##### LISTING #####

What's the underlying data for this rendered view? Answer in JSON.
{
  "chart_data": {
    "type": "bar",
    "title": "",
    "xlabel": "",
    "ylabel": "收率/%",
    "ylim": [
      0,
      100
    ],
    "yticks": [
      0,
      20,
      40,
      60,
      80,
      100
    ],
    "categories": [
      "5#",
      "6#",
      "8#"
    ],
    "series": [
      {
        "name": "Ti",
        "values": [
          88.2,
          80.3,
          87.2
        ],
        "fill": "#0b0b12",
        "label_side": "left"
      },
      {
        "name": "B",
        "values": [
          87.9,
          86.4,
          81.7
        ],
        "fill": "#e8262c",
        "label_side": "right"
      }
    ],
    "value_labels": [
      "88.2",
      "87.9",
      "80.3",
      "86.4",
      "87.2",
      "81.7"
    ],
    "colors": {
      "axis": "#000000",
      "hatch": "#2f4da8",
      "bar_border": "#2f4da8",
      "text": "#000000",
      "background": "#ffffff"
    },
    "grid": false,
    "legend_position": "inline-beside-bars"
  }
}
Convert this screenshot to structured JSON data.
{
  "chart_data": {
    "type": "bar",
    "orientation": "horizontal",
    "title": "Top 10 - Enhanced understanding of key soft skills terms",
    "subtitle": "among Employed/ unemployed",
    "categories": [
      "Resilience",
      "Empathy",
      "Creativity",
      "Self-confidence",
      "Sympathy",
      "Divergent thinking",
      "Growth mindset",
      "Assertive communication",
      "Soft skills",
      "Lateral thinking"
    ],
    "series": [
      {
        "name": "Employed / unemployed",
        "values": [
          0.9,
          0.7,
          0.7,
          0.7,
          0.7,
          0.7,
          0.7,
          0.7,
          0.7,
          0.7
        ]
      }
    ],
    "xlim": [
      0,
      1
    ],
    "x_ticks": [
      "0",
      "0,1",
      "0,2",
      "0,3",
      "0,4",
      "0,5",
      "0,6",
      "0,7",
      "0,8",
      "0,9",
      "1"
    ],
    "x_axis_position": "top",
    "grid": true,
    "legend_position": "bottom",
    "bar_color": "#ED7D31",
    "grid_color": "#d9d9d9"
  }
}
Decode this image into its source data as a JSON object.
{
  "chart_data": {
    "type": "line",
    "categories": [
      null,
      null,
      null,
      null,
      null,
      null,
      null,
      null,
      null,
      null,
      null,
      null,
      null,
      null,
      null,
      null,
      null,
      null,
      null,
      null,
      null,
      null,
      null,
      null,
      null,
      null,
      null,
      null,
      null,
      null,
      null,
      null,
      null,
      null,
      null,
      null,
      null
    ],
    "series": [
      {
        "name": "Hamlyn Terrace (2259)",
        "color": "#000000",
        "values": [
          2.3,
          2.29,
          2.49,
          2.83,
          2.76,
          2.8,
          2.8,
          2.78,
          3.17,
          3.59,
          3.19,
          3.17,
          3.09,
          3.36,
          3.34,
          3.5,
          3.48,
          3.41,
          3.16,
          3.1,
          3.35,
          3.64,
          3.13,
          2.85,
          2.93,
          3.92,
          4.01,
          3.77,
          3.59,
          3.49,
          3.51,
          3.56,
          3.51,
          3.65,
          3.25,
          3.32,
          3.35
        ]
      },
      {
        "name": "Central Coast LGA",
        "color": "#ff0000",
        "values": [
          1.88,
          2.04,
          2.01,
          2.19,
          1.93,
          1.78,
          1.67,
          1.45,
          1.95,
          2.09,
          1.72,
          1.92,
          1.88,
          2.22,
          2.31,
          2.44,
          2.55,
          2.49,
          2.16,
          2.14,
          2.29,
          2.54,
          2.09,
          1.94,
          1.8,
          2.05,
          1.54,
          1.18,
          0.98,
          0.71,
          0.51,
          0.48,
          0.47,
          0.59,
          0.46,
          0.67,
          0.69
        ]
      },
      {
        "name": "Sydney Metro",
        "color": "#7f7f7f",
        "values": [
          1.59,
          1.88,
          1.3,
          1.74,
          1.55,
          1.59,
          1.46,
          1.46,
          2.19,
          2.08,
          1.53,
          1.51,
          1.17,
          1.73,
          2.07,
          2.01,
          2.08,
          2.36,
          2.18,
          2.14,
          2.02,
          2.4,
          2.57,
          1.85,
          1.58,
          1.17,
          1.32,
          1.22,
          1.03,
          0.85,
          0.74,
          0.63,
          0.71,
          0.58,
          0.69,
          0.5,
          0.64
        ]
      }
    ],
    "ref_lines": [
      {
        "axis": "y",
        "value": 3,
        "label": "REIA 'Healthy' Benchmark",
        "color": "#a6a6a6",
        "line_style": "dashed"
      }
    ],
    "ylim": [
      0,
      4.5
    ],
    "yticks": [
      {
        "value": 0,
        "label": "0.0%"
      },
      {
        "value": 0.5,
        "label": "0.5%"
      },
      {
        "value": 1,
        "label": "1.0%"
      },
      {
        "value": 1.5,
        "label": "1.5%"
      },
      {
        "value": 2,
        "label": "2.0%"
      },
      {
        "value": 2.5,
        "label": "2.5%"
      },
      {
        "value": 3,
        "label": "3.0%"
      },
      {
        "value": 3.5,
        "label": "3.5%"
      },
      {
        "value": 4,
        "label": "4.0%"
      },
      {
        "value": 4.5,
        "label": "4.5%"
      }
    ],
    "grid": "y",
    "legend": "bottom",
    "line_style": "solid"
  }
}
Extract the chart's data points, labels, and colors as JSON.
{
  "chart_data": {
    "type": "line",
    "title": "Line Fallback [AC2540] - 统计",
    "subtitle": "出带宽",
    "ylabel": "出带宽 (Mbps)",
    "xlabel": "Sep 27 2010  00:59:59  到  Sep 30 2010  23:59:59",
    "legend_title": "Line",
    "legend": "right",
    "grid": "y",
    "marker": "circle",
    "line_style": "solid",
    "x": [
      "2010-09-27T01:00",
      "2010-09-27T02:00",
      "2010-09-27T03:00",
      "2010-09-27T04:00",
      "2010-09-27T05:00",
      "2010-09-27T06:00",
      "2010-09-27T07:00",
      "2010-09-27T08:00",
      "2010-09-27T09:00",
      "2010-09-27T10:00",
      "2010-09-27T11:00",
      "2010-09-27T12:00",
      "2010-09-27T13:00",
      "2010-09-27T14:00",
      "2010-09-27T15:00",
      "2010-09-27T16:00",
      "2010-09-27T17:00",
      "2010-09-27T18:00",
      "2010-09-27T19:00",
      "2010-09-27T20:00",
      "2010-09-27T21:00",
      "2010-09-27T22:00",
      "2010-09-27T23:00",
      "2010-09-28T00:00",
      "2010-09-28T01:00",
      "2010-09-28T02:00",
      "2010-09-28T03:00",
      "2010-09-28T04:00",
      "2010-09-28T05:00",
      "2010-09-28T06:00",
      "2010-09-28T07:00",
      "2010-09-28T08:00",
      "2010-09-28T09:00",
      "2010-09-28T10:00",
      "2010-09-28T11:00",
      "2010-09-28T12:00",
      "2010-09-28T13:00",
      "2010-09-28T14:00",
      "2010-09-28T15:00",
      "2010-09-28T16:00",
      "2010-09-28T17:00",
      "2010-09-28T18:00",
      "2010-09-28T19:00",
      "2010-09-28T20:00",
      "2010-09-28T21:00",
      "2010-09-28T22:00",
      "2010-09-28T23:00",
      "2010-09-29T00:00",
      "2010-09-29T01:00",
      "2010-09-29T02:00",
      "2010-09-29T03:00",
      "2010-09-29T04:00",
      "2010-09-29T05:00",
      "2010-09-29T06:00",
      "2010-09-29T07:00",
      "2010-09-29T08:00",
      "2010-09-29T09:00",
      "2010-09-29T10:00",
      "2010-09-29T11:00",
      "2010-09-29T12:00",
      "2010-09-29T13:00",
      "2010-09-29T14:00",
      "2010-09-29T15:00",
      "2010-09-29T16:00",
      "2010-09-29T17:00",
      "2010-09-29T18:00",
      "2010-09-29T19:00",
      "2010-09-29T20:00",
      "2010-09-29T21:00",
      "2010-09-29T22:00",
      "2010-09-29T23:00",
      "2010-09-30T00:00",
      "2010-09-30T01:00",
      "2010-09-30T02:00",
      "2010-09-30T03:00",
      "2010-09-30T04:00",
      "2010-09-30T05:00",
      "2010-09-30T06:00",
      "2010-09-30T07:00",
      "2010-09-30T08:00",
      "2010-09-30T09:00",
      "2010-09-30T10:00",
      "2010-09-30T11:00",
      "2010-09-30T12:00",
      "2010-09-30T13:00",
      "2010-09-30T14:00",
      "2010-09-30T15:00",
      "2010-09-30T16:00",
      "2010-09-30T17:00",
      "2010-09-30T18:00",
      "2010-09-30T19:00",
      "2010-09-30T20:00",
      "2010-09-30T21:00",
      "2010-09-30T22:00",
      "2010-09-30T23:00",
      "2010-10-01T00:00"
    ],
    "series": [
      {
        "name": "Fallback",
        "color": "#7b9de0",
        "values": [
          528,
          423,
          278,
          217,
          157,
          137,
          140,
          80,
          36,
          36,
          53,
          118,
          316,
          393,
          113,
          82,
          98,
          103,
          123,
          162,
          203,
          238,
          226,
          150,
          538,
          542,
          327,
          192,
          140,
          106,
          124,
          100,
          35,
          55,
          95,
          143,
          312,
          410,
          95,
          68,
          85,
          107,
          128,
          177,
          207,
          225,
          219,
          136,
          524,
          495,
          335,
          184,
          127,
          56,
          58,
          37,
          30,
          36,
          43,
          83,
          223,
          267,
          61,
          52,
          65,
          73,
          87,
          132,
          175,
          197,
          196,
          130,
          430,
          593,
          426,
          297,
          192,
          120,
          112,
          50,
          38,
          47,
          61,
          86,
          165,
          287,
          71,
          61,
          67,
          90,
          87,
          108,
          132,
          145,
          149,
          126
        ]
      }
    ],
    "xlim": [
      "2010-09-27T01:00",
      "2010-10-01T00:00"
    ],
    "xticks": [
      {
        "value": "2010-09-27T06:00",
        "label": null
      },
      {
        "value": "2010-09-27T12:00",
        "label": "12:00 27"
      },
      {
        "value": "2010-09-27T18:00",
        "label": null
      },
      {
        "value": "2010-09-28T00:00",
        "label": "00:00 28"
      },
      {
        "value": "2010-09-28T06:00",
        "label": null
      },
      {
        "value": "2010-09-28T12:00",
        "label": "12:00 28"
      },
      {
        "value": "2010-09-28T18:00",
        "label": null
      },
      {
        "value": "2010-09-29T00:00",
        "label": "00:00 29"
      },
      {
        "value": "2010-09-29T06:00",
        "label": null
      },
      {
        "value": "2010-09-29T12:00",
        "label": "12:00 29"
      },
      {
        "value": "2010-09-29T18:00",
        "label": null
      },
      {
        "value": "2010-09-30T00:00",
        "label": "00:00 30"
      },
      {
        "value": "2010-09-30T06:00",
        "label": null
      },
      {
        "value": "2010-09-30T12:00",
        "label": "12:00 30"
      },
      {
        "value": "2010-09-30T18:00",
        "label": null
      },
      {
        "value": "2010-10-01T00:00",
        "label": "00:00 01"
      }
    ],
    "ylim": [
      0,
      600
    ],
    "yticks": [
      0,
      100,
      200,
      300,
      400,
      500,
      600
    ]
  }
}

#####

• EXERCISE BRIEF: Count every line of the records that holds "name". State the number, nothing else.

• TASK OUTPUT: 7